* _Task objective_
Drop all images and give the records again exactly.

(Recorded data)
────────────────────

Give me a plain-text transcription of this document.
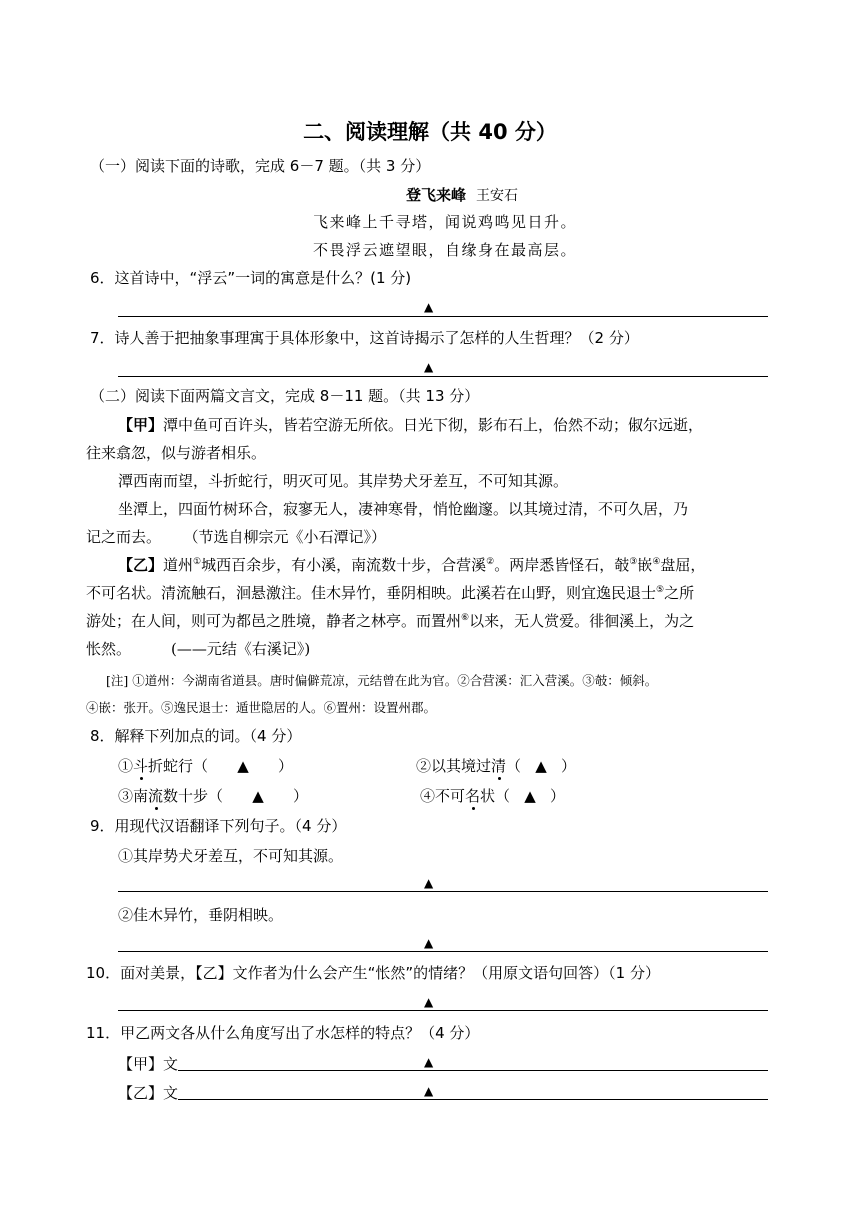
二、阅读理解（共 40 分）
（一）阅读下面的诗歌，完成 6－7 题。（共 3 分）
登飞来峰 王安石
飞来峰上千寻塔，闻说鸡鸣见日升。
不畏浮云遮望眼，自缘身在最高层。
6．这首诗中，“浮云”一词的寓意是什么？(1 分)
▲
7．诗人善于把抽象事理寓于具体形象中，这首诗揭示了怎样的人生哲理？（2 分）
▲
（二）阅读下面两篇文言文，完成 8－11 题。（共 13 分）
【甲】潭中鱼可百许头，皆若空游无所依。日光下彻，影布石上，佁然不动；俶尔远逝，
往来翕忽，似与游者相乐。
潭西南而望，斗折蛇行，明灭可见。其岸势犬牙差互，不可知其源。
坐潭上，四面竹树环合，寂寥无人，凄神寒骨，悄怆幽邃。以其境过清，不可久居，乃
记之而去。 （节选自柳宗元《小石潭记》）
【乙】道州①城西百余步，有小溪，南流数十步，合营溪②。两岸悉皆怪石，攲③嵌④盘屈，
不可名状。清流触石，洄悬激注。佳木异竹，垂阴相映。此溪若在山野，则宜逸民退士⑤之所
游处；在人间，则可为都邑之胜境，静者之林亭。而置州⑥以来，无人赏爱。徘徊溪上，为之
怅然。	(——元结《右溪记》)
[注] ①道州：今湖南省道县。唐时偏僻荒凉，元结曾在此为官。②合营溪：汇入营溪。③攲：倾斜。
④嵌：张开。⑤逸民退士：遁世隐居的人。⑥置州：设置州郡。
8．解释下列加点的词。（4 分）
①斗折蛇行（ ▲ ）	②以其境过清（ ▲ ）
③南流数十步（ ▲ ）	④不可名状（ ▲ ）
9．用现代汉语翻译下列句子。（4 分）
①其岸势犬牙差互，不可知其源。
▲
②佳木异竹，垂阴相映。
▲
10．面对美景，【乙】文作者为什么会产生“怅然”的情绪？（用原文语句回答）（1 分）
▲
11．甲乙两文各从什么角度写出了水怎样的特点？（4 分）
【甲】文	▲
【乙】文	▲
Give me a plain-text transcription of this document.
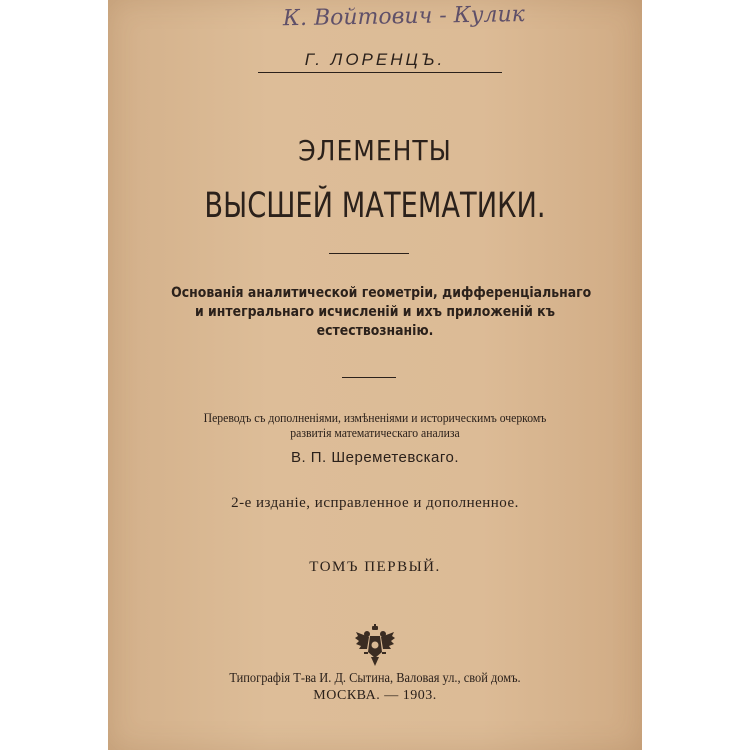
К. Войтович - Кулик
Г. ЛОРЕНЦЪ.
ЭЛЕМЕНТЫ
ВЫСШЕЙ МАТЕМАТИКИ.
Основанія аналитической геометріи, дифференціальнаго
и интегральнаго исчисленій и ихъ приложеній къ
естествознанію.
Переводъ съ дополненіями, измѣненіями и историческимъ очеркомъ
развитія математическаго анализа
В. П. Шереметевскаго.
2-е изданіе, исправленное и дополненное.
ТОМЪ ПЕРВЫЙ.
Типографія Т-ва И. Д. Сытина, Валовая ул., свой домъ.
МОСКВА. — 1903.
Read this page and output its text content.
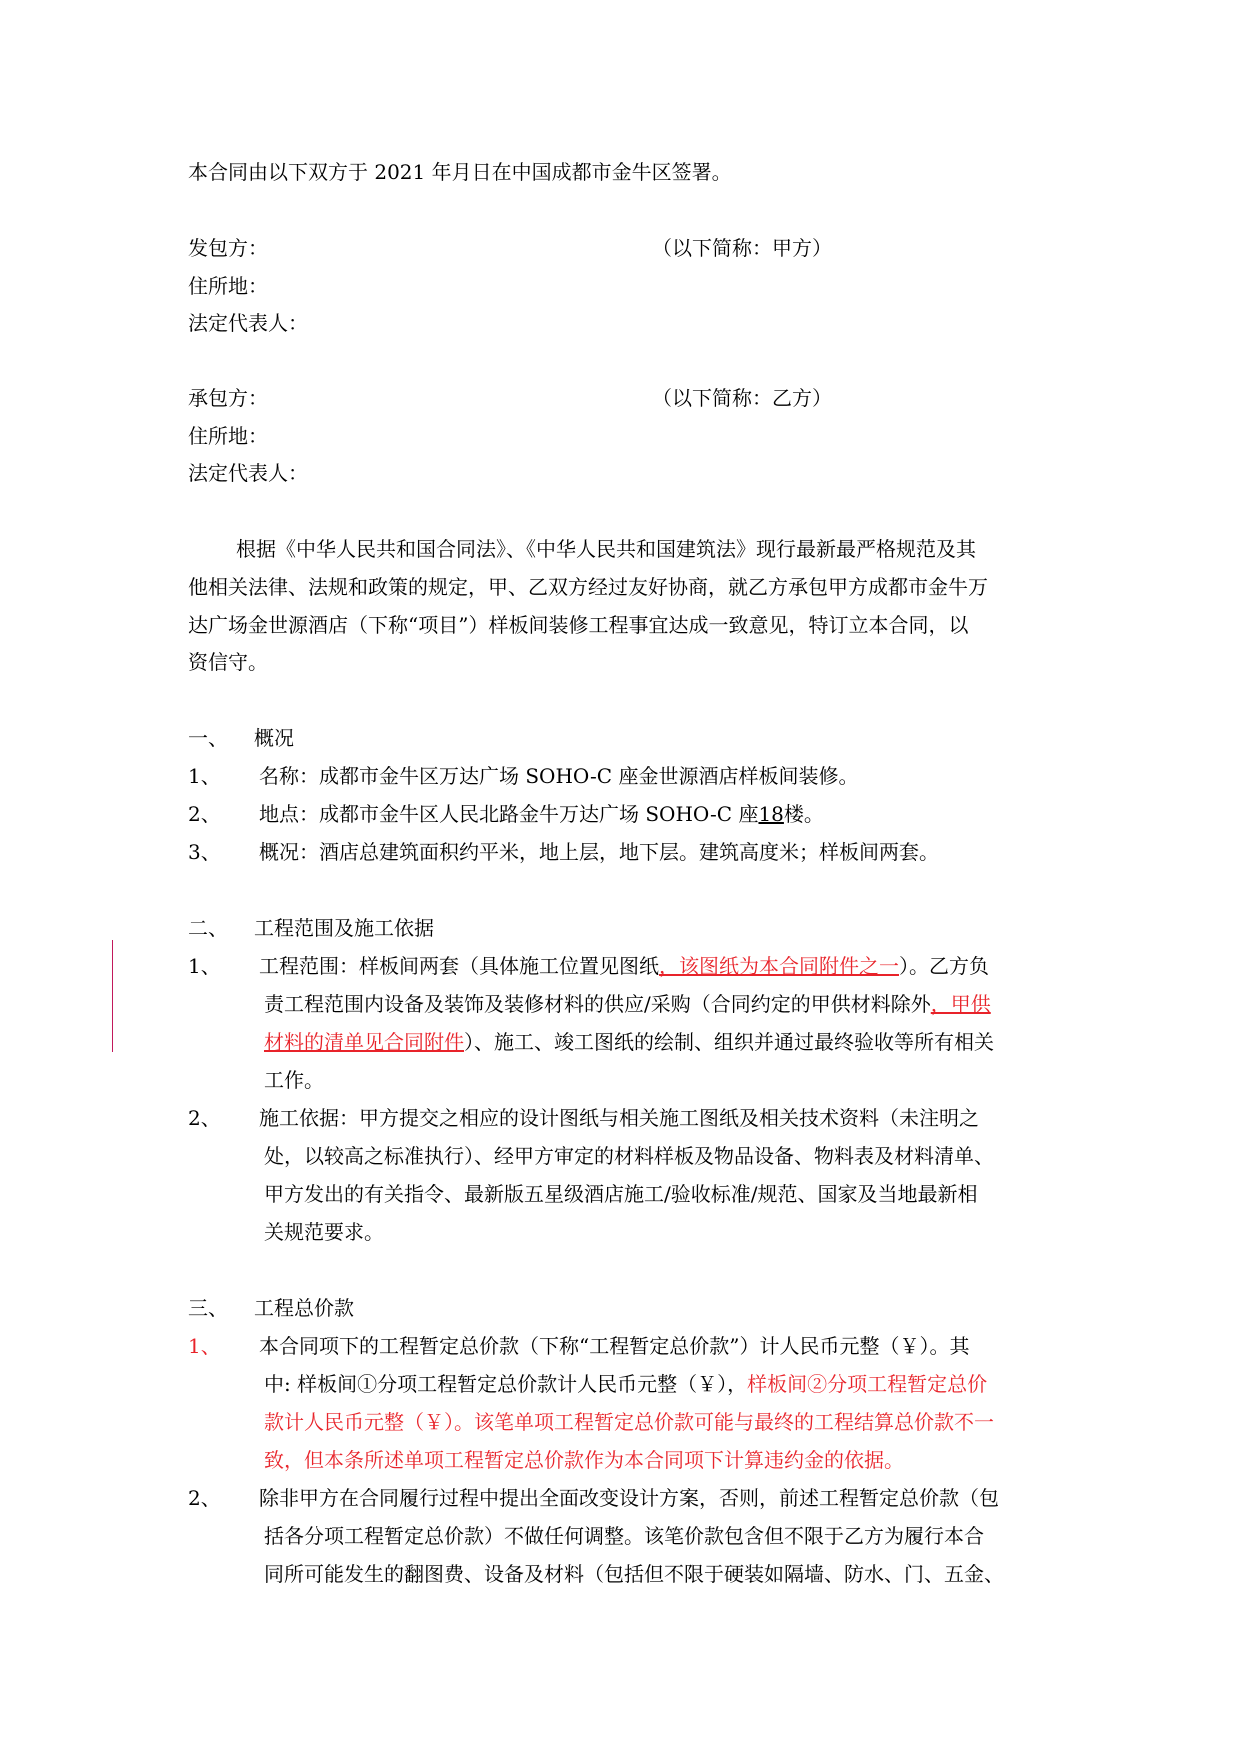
本合同由以下双方于 2021 年月日在中国成都市金牛区签署。
发包方：	（以下简称：甲方）
住所地：
法定代表人：
承包方：	（以下简称：乙方）
住所地：
法定代表人：
根据《中华人民共和国合同法》、《中华人民共和国建筑法》现行最新最严格规范及其
他相关法律、法规和政策的规定，甲、乙双方经过友好协商，就乙方承包甲方成都市金牛万
达广场金世源酒店（下称“项目”）样板间装修工程事宜达成一致意见，特订立本合同，以
资信守。
一、 概况
1、 名称：成都市金牛区万达广场 SOHO-C 座金世源酒店样板间装修。
2、 地点：成都市金牛区人民北路金牛万达广场 SOHO-C 座18楼。
3、 概况：酒店总建筑面积约平米，地上层，地下层。建筑高度米；样板间两套。
二、 工程范围及施工依据
1、 工程范围：样板间两套（具体施工位置见图纸，该图纸为本合同附件之一）。乙方负
责工程范围内设备及装饰及装修材料的供应/采购（合同约定的甲供材料除外，甲供
材料的清单见合同附件）、施工、竣工图纸的绘制、组织并通过最终验收等所有相关
工作。
2、 施工依据：甲方提交之相应的设计图纸与相关施工图纸及相关技术资料（未注明之
处，以较高之标准执行）、经甲方审定的材料样板及物品设备、物料表及材料清单、
甲方发出的有关指令、最新版五星级酒店施工/验收标准/规范、国家及当地最新相
关规范要求。
三、 工程总价款
1、 本合同项下的工程暂定总价款（下称“工程暂定总价款”）计人民币元整（￥）。其
中: 样板间①分项工程暂定总价款计人民币元整（￥），样板间②分项工程暂定总价
款计人民币元整（￥）。该笔单项工程暂定总价款可能与最终的工程结算总价款不一
致，但本条所述单项工程暂定总价款作为本合同项下计算违约金的依据。
2、 除非甲方在合同履行过程中提出全面改变设计方案，否则，前述工程暂定总价款（包
括各分项工程暂定总价款）不做任何调整。该笔价款包含但不限于乙方为履行本合
同所可能发生的翻图费、设备及材料（包括但不限于硬装如隔墙、防水、门、五金、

────────────────────

* _Answer for the task_
Give me a plain-text transcription of this document.
二、阅读理解（共 40 分）
（一）阅读下面的诗歌，完成 6－7 题。（共 3 分）
登飞来峰 王安石
飞来峰上千寻塔，闻说鸡鸣见日升。
不畏浮云遮望眼，自缘身在最高层。
6．这首诗中，“浮云”一词的寓意是什么？(1 分)
▲
7．诗人善于把抽象事理寓于具体形象中，这首诗揭示了怎样的人生哲理？（2 分）
▲
（二）阅读下面两篇文言文，完成 8－11 题。（共 13 分）
【甲】潭中鱼可百许头，皆若空游无所依。日光下彻，影布石上，佁然不动；俶尔远逝，
往来翕忽，似与游者相乐。
潭西南而望，斗折蛇行，明灭可见。其岸势犬牙差互，不可知其源。
坐潭上，四面竹树环合，寂寥无人，凄神寒骨，悄怆幽邃。以其境过清，不可久居，乃
记之而去。 （节选自柳宗元《小石潭记》）
【乙】道州①城西百余步，有小溪，南流数十步，合营溪②。两岸悉皆怪石，攲③嵌④盘屈，
不可名状。清流触石，洄悬激注。佳木异竹，垂阴相映。此溪若在山野，则宜逸民退士⑤之所
游处；在人间，则可为都邑之胜境，静者之林亭。而置州⑥以来，无人赏爱。徘徊溪上，为之
怅然。	(——元结《右溪记》)
[注] ①道州：今湖南省道县。唐时偏僻荒凉，元结曾在此为官。②合营溪：汇入营溪。③攲：倾斜。
④嵌：张开。⑤逸民退士：遁世隐居的人。⑥置州：设置州郡。
8．解释下列加点的词。（4 分）
①斗折蛇行（ ▲ ）	②以其境过清（ ▲ ）
③南流数十步（ ▲ ）	④不可名状（ ▲ ）
9．用现代汉语翻译下列句子。（4 分）
①其岸势犬牙差互，不可知其源。
▲
②佳木异竹，垂阴相映。
▲
10．面对美景，【乙】文作者为什么会产生“怅然”的情绪？（用原文语句回答）（1 分）
▲
11．甲乙两文各从什么角度写出了水怎样的特点？（4 分）
【甲】文	▲
【乙】文	▲
Give me a plain-text transcription of this document.
К. Войтович - Кулик
Г. ЛОРЕНЦЪ.
ЭЛЕМЕНТЫ
ВЫСШЕЙ МАТЕМАТИКИ.
Основанія аналитической геометріи, дифференціальнаго
и интегральнаго исчисленій и ихъ приложеній къ
естествознанію.
Переводъ съ дополненіями, измѣненіями и историческимъ очеркомъ
развитія математическаго анализа
В. П. Шереметевскаго.
2-е изданіе, исправленное и дополненное.
ТОМЪ ПЕРВЫЙ.
Типографія Т-ва И. Д. Сытина, Валовая ул., свой домъ.
МОСКВА. — 1903.
Read this page and output its text content.
本合同由以下双方于 2021 年月日在中国成都市金牛区签署。
发包方：	（以下简称：甲方）
住所地：
法定代表人：
承包方：	（以下简称：乙方）
住所地：
法定代表人：
根据《中华人民共和国合同法》、《中华人民共和国建筑法》现行最新最严格规范及其
他相关法律、法规和政策的规定，甲、乙双方经过友好协商，就乙方承包甲方成都市金牛万
达广场金世源酒店（下称“项目”）样板间装修工程事宜达成一致意见，特订立本合同，以
资信守。
一、 概况
1、 名称：成都市金牛区万达广场 SOHO-C 座金世源酒店样板间装修。
2、 地点：成都市金牛区人民北路金牛万达广场 SOHO-C 座18楼。
3、 概况：酒店总建筑面积约平米，地上层，地下层。建筑高度米；样板间两套。
二、 工程范围及施工依据
1、 工程范围：样板间两套（具体施工位置见图纸，该图纸为本合同附件之一）。乙方负
责工程范围内设备及装饰及装修材料的供应/采购（合同约定的甲供材料除外，甲供
材料的清单见合同附件）、施工、竣工图纸的绘制、组织并通过最终验收等所有相关
工作。
2、 施工依据：甲方提交之相应的设计图纸与相关施工图纸及相关技术资料（未注明之
处，以较高之标准执行）、经甲方审定的材料样板及物品设备、物料表及材料清单、
甲方发出的有关指令、最新版五星级酒店施工/验收标准/规范、国家及当地最新相
关规范要求。
三、 工程总价款
1、 本合同项下的工程暂定总价款（下称“工程暂定总价款”）计人民币元整（￥）。其
中: 样板间①分项工程暂定总价款计人民币元整（￥），样板间②分项工程暂定总价
款计人民币元整（￥）。该笔单项工程暂定总价款可能与最终的工程结算总价款不一
致，但本条所述单项工程暂定总价款作为本合同项下计算违约金的依据。
2、 除非甲方在合同履行过程中提出全面改变设计方案，否则，前述工程暂定总价款（包
括各分项工程暂定总价款）不做任何调整。该笔价款包含但不限于乙方为履行本合
同所可能发生的翻图费、设备及材料（包括但不限于硬装如隔墙、防水、门、五金、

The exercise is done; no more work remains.